Exercise aim >> Find how many lines of the listing include the string "pour", and report only that figure.

[Stored records]
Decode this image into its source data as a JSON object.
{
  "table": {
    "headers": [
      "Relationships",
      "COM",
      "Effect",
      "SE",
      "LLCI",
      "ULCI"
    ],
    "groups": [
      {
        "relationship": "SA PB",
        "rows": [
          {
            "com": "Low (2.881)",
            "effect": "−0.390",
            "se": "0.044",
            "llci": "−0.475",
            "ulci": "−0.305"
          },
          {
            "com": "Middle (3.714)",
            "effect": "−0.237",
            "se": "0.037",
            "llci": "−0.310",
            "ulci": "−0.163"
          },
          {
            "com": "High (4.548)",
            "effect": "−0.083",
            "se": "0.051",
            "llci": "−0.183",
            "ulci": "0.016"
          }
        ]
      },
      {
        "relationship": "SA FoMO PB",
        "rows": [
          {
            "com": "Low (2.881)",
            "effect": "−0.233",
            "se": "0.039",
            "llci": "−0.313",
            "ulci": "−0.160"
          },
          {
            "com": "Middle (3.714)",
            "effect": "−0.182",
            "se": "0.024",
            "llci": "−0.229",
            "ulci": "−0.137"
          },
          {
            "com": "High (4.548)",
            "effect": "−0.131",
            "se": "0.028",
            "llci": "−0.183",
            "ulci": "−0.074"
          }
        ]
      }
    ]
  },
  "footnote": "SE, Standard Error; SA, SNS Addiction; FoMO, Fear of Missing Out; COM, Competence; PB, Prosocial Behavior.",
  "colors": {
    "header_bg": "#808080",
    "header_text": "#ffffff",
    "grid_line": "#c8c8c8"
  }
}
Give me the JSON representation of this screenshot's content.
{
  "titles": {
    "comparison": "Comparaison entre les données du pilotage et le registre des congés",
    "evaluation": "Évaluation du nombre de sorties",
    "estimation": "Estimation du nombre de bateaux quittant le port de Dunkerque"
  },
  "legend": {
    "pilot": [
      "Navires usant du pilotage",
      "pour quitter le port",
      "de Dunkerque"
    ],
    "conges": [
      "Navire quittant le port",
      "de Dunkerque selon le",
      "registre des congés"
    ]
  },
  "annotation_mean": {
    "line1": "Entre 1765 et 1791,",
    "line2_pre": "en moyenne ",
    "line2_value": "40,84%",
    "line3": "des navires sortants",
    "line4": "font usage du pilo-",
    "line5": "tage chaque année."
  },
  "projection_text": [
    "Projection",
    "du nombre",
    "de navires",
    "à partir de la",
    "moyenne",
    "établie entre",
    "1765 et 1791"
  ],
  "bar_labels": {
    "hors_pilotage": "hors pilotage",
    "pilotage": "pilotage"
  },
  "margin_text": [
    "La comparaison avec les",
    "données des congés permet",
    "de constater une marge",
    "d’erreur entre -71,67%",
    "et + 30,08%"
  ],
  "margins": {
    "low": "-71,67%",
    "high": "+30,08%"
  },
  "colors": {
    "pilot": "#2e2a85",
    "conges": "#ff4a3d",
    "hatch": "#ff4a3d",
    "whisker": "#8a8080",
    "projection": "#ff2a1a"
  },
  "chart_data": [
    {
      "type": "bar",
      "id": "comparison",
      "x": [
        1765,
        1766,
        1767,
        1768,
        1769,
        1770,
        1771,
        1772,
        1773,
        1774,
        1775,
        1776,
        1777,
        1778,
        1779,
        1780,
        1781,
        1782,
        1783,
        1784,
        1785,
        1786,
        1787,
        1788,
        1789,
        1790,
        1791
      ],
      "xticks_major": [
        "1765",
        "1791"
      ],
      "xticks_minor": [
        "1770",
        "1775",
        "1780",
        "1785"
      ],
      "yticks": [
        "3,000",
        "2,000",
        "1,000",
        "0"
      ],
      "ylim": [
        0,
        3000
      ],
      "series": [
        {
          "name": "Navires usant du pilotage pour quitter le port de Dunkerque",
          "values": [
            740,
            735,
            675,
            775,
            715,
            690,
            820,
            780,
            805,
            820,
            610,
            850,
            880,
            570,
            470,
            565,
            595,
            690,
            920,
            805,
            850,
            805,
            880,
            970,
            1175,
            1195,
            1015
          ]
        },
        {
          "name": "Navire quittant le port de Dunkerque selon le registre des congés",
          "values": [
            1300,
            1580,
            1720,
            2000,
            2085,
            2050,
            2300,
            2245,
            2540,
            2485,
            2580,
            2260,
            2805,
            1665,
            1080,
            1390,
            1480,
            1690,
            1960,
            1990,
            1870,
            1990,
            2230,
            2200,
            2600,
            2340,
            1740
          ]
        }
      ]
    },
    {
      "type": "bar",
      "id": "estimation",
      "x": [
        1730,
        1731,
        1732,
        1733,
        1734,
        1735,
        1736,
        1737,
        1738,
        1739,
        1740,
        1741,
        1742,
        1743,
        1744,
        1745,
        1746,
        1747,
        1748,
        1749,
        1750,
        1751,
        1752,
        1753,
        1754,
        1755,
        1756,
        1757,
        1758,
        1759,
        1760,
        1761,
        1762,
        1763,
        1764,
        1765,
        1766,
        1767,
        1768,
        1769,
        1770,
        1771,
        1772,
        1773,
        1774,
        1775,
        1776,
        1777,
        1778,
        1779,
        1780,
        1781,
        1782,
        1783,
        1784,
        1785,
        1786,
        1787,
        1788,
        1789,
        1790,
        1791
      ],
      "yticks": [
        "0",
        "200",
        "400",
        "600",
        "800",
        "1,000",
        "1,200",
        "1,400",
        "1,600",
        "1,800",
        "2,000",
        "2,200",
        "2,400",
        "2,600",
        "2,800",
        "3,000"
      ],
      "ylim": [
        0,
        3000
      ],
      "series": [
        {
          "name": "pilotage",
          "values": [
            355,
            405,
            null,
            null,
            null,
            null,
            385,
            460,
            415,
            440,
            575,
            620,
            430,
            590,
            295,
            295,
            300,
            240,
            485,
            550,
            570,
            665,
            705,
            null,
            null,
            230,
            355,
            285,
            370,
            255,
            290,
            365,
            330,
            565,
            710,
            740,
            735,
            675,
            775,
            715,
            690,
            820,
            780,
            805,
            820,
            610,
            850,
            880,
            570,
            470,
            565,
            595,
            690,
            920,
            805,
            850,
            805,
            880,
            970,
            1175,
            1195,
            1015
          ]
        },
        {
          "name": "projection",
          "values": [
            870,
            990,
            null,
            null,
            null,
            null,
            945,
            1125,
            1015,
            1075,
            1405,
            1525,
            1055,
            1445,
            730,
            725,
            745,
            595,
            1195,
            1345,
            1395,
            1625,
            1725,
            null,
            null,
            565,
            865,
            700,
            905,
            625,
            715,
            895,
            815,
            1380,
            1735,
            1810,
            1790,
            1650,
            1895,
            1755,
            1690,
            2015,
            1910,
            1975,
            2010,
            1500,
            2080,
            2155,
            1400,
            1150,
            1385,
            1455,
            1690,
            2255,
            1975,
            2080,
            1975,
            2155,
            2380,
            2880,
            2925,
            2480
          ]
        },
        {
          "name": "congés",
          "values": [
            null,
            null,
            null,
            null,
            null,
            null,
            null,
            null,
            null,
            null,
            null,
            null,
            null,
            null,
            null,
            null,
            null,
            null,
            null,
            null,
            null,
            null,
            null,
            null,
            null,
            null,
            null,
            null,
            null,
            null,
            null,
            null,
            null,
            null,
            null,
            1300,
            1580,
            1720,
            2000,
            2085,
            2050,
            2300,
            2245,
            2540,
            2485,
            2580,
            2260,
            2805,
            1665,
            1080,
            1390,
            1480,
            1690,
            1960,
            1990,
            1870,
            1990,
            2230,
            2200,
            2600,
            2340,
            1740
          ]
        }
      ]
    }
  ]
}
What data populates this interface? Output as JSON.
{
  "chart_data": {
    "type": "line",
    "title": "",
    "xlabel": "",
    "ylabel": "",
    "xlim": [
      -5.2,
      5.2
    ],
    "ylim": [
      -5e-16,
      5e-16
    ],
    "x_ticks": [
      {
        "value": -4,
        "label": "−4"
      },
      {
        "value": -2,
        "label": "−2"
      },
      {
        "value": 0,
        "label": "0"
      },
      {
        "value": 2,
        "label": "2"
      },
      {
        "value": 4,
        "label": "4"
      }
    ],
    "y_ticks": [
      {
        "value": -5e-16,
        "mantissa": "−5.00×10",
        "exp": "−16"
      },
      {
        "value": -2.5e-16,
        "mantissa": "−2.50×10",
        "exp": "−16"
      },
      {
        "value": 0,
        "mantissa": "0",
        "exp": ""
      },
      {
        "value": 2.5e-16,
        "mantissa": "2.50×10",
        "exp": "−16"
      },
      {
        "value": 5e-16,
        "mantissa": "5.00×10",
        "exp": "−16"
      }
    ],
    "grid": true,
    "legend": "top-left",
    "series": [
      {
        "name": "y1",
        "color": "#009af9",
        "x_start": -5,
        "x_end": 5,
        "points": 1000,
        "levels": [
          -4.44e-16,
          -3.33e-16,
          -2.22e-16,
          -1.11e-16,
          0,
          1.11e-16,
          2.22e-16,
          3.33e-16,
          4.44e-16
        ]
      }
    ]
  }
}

Problem solution >> 2